%%

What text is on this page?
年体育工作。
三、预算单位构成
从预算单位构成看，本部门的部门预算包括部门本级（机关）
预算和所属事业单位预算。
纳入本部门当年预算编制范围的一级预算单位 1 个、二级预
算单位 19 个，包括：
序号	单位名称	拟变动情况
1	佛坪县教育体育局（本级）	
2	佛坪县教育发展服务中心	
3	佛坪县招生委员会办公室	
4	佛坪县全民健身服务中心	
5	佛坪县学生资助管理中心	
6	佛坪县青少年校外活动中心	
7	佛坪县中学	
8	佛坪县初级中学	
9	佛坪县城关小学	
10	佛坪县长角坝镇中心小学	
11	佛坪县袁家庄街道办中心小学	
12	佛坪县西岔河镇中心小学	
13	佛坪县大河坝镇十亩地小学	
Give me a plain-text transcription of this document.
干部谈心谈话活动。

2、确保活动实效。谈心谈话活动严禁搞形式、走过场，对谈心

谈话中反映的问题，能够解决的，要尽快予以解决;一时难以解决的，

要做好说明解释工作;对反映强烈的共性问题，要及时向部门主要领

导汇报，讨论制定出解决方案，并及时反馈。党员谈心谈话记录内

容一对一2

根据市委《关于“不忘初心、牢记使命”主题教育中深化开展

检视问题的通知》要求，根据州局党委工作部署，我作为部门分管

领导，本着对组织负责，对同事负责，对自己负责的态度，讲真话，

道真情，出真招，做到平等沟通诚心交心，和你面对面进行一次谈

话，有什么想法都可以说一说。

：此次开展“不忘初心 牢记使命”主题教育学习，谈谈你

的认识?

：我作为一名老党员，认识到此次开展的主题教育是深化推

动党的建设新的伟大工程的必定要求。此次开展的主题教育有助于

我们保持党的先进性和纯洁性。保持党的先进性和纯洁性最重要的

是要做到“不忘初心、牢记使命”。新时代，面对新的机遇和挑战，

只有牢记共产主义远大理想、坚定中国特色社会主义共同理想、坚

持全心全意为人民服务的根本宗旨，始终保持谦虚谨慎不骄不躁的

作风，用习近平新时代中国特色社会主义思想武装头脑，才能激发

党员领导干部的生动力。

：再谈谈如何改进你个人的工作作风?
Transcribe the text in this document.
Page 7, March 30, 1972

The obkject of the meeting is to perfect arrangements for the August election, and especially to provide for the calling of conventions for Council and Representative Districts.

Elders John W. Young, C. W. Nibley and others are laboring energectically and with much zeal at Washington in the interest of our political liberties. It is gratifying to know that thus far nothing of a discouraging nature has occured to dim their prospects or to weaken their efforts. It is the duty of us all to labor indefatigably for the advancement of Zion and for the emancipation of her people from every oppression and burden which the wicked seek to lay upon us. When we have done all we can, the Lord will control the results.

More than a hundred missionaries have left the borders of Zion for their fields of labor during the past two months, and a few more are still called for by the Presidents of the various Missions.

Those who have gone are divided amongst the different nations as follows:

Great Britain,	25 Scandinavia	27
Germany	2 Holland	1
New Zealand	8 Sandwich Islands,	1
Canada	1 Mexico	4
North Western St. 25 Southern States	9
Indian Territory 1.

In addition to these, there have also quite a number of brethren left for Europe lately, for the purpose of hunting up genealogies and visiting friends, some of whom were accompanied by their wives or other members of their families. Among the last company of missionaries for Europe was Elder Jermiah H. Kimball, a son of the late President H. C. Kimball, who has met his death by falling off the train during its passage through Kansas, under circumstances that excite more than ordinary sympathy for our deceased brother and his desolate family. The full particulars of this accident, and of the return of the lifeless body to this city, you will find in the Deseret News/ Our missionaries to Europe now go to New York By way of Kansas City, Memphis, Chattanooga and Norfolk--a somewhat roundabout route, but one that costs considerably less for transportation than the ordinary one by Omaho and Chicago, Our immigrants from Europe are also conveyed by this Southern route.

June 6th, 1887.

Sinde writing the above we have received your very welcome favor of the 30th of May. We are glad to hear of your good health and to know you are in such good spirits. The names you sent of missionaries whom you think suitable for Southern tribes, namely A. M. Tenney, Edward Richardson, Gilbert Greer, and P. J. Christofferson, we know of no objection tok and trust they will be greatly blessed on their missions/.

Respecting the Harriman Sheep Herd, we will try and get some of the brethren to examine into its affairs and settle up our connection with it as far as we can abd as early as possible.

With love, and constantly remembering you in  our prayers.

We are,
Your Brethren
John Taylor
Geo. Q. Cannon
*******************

%%

◆ Task prompt:
From the material, report only how many lines include the word "不忘初心".

◆ Output for this exercise:
3